Task description:
Every record must be repeated exactly; omit any pictures they contain.

Task inputs:

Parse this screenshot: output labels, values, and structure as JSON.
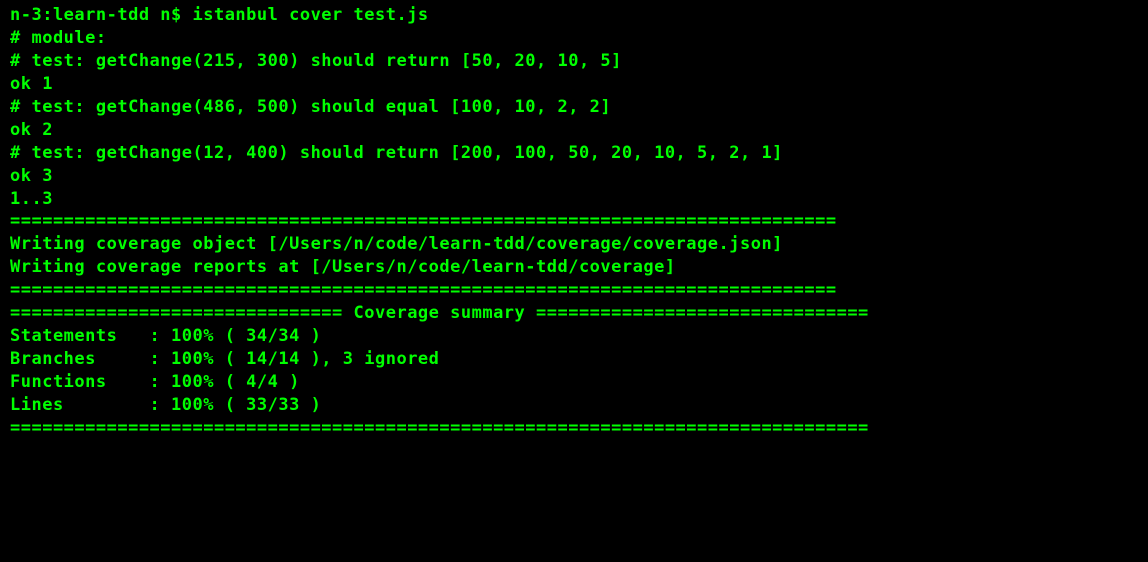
{
  "lines": {
    "prompt": "n-3:learn-tdd n$ istanbul cover test.js",
    "module_header": "# module:",
    "test1": "# test: getChange(215, 300) should return [50, 20, 10, 5]",
    "ok1": "ok 1",
    "test2": "# test: getChange(486, 500) should equal [100, 10, 2, 2]",
    "ok2": "ok 2",
    "test3": "# test: getChange(12, 400) should return [200, 100, 50, 20, 10, 5, 2, 1]",
    "ok3": "ok 3",
    "range": "1..3",
    "divider1": "=============================================================================",
    "writing1": "Writing coverage object [/Users/n/code/learn-tdd/coverage/coverage.json]",
    "writing2": "Writing coverage reports at [/Users/n/code/learn-tdd/coverage]",
    "divider2": "=============================================================================",
    "blank": "",
    "summary_header": "=============================== Coverage summary ===============================",
    "statements": "Statements   : 100% ( 34/34 )",
    "branches": "Branches     : 100% ( 14/14 ), 3 ignored",
    "functions": "Functions    : 100% ( 4/4 )",
    "lines_stat": "Lines        : 100% ( 33/33 )",
    "divider3": "================================================================================"
  }
}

The output:
Parse this screenshot: output labels, values, and structure as JSON.
{
  "lines": {
    "prompt": "n-3:learn-tdd n$ istanbul cover test.js",
    "module_header": "# module:",
    "test1": "# test: getChange(215, 300) should return [50, 20, 10, 5]",
    "ok1": "ok 1",
    "test2": "# test: getChange(486, 500) should equal [100, 10, 2, 2]",
    "ok2": "ok 2",
    "test3": "# test: getChange(12, 400) should return [200, 100, 50, 20, 10, 5, 2, 1]",
    "ok3": "ok 3",
    "range": "1..3",
    "divider1": "=============================================================================",
    "writing1": "Writing coverage object [/Users/n/code/learn-tdd/coverage/coverage.json]",
    "writing2": "Writing coverage reports at [/Users/n/code/learn-tdd/coverage]",
    "divider2": "=============================================================================",
    "blank": "",
    "summary_header": "=============================== Coverage summary ===============================",
    "statements": "Statements   : 100% ( 34/34 )",
    "branches": "Branches     : 100% ( 14/14 ), 3 ignored",
    "functions": "Functions    : 100% ( 4/4 )",
    "lines_stat": "Lines        : 100% ( 33/33 )",
    "divider3": "================================================================================"
  }
}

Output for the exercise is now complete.